### Data records
*****

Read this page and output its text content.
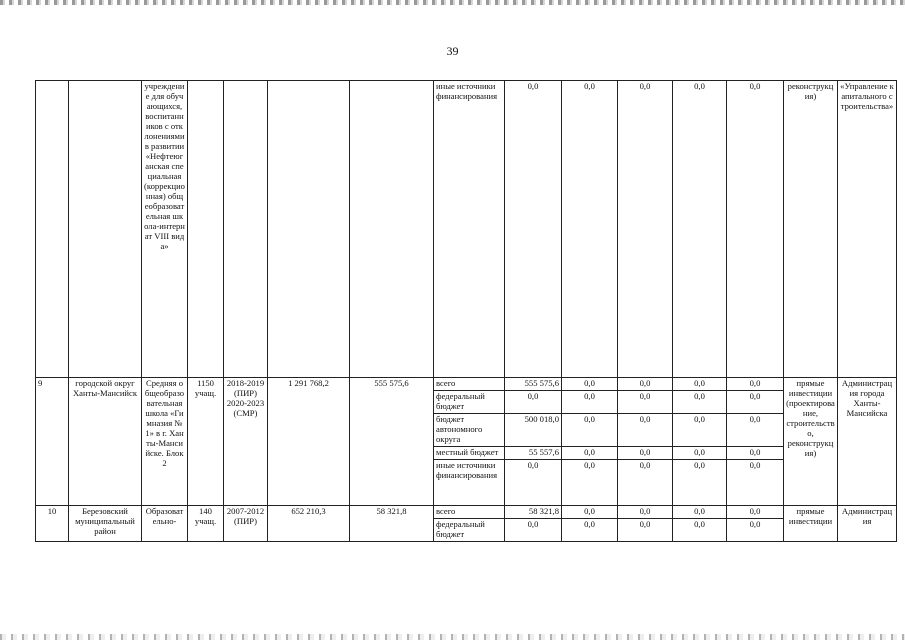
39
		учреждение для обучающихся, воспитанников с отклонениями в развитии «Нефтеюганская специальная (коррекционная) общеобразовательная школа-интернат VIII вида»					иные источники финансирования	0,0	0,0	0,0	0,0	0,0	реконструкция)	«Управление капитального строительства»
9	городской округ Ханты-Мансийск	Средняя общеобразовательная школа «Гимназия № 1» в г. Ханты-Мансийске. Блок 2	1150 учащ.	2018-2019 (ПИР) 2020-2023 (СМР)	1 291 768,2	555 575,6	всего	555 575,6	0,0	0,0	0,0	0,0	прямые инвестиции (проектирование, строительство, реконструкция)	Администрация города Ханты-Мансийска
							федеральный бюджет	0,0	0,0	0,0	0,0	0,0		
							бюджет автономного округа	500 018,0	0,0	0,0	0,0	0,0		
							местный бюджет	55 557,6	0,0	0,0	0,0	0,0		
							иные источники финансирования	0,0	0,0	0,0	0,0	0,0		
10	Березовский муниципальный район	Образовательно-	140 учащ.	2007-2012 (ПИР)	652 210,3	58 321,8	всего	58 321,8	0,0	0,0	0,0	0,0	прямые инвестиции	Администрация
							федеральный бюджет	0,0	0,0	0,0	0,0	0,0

*****

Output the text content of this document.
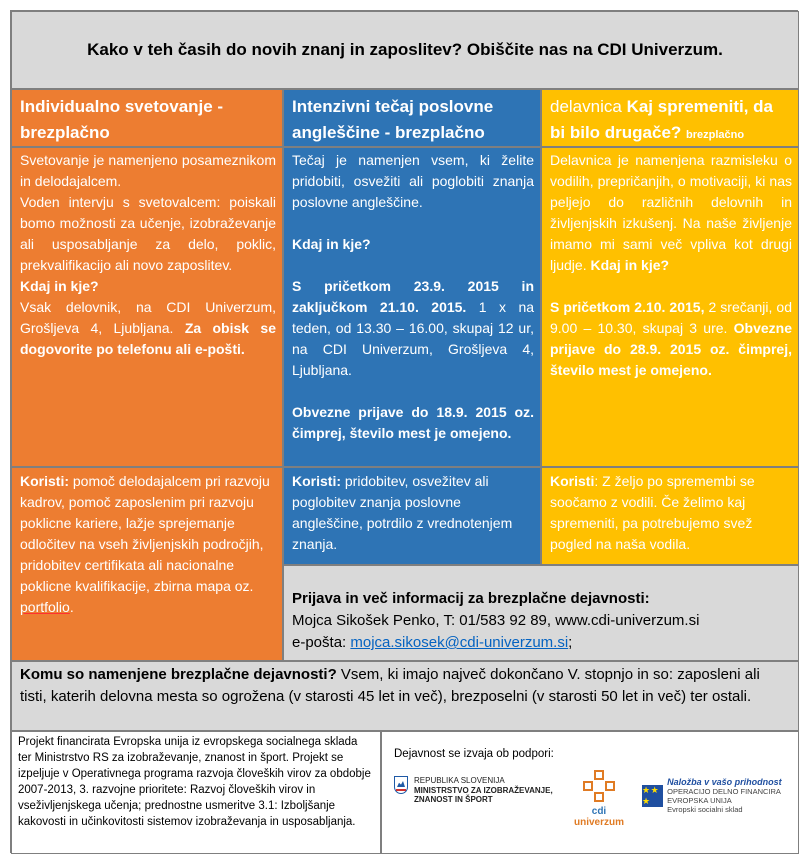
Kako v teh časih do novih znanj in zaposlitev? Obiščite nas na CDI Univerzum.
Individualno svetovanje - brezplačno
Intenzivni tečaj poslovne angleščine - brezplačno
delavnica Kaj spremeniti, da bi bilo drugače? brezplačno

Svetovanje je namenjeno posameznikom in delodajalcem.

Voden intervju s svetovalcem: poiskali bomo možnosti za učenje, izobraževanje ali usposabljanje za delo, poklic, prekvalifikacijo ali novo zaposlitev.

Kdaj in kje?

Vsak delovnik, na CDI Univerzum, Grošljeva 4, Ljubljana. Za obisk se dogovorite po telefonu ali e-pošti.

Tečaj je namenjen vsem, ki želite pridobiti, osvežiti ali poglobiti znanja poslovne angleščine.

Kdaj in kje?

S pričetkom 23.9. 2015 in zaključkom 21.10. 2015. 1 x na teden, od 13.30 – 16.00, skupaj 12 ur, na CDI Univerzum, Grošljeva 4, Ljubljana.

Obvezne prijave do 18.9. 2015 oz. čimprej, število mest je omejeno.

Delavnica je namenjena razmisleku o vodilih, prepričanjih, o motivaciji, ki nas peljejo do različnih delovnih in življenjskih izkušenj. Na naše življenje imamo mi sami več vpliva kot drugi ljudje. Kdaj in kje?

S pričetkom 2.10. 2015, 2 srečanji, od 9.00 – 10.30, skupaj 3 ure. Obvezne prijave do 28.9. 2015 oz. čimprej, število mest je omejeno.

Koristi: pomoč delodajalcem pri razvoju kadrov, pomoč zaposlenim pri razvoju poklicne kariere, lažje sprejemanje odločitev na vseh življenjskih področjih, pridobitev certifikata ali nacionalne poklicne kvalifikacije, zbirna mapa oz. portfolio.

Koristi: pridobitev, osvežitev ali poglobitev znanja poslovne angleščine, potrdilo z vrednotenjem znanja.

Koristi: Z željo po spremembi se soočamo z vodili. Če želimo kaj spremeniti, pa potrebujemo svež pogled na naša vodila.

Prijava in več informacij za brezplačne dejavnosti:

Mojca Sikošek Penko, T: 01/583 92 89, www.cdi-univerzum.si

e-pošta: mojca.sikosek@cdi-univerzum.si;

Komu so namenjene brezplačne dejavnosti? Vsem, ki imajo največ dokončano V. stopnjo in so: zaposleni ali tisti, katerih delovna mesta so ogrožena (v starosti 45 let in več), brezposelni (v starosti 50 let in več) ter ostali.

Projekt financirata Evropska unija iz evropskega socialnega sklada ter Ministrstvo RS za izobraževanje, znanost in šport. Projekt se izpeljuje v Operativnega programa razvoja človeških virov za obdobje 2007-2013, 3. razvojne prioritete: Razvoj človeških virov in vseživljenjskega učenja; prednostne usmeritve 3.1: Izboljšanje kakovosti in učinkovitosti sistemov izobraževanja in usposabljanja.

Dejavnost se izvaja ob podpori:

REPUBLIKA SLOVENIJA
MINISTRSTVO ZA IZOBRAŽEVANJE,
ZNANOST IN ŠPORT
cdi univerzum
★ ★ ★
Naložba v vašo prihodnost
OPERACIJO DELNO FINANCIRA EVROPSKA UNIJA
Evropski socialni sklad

*****

Go through the entries above and count the lines containing the word "brezplačne"; give only that count.

2